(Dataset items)
------------------------------------------------------------------------
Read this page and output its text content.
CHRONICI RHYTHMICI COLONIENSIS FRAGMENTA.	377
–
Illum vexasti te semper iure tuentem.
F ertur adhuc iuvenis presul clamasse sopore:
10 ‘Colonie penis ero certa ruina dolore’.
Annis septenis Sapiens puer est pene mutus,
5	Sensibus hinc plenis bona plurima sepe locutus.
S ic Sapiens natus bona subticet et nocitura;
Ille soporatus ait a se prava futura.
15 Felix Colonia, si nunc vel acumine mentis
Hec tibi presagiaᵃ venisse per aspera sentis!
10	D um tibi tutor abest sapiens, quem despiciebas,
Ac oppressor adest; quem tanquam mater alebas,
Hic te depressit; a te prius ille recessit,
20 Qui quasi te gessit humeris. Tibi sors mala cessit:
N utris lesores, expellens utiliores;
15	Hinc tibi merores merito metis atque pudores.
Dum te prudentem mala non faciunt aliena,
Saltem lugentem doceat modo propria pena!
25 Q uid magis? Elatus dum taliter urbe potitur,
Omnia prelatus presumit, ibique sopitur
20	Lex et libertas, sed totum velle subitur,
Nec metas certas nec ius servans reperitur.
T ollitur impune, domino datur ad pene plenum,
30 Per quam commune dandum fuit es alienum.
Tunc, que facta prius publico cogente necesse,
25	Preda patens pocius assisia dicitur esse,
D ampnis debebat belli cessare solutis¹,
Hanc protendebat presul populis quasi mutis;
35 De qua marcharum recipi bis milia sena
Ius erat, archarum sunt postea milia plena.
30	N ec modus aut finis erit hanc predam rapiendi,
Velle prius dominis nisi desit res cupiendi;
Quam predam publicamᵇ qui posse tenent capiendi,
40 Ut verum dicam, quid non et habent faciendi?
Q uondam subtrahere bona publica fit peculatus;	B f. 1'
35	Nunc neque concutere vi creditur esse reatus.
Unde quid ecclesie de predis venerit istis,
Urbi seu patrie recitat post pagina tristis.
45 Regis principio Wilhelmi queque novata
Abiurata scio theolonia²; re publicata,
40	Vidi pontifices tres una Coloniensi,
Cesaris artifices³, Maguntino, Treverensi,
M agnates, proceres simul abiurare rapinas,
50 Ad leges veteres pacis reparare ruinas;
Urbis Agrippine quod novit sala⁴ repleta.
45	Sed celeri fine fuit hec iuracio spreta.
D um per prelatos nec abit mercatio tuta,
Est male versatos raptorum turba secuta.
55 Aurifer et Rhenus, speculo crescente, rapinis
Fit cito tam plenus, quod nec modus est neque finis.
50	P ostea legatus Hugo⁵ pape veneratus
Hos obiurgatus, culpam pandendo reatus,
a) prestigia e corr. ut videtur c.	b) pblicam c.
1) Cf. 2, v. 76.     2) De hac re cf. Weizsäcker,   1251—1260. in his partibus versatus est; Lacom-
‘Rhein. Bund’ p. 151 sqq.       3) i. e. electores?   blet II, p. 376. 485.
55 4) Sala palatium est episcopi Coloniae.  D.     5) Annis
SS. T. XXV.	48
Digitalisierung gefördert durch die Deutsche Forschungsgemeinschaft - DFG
------------------------------------------------------------------------
**What you have to do:**
Return all lines containing "quem".

**Exercise solution:**
10	D um tibi tutor abest sapiens, quem despiciebas,
Ac oppressor adest; quem tanquam mater alebas,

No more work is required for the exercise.